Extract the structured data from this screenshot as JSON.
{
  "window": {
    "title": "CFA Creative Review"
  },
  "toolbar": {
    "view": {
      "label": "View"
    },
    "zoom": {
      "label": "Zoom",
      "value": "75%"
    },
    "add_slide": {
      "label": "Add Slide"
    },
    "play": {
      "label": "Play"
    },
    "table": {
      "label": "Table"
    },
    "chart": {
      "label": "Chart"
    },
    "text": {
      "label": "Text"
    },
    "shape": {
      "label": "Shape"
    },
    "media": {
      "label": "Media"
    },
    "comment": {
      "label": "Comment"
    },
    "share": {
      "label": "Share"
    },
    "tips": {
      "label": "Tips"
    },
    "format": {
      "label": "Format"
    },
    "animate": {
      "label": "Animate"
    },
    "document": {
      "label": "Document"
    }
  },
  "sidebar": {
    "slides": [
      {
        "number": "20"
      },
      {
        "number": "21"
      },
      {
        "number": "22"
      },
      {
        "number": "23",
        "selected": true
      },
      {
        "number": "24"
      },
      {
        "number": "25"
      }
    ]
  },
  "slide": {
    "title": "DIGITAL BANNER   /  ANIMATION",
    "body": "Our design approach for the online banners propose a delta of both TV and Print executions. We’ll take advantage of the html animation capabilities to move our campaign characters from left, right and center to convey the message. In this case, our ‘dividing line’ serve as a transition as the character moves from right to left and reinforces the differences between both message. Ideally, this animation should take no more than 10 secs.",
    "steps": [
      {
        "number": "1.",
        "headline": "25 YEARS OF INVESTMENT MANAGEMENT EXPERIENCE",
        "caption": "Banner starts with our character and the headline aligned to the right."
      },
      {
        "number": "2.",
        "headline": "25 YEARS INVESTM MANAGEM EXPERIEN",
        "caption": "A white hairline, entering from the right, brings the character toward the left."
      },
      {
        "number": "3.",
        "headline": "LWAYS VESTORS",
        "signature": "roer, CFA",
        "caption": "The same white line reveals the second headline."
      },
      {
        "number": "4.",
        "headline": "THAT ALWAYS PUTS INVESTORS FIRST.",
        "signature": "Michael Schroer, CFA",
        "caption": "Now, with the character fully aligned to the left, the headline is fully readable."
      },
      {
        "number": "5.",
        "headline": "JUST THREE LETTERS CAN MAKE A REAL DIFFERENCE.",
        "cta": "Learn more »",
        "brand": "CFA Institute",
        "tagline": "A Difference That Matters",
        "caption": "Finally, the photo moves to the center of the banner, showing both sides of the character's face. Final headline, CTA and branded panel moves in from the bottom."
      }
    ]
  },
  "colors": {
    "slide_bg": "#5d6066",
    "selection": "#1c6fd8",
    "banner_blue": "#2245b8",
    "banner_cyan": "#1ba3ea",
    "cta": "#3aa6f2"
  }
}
════════
* What you should do *
Look through the data and show every line containing "signature".

* The response *
        "signature": "roer, CFA",
        "signature": "Michael Schroer, CFA",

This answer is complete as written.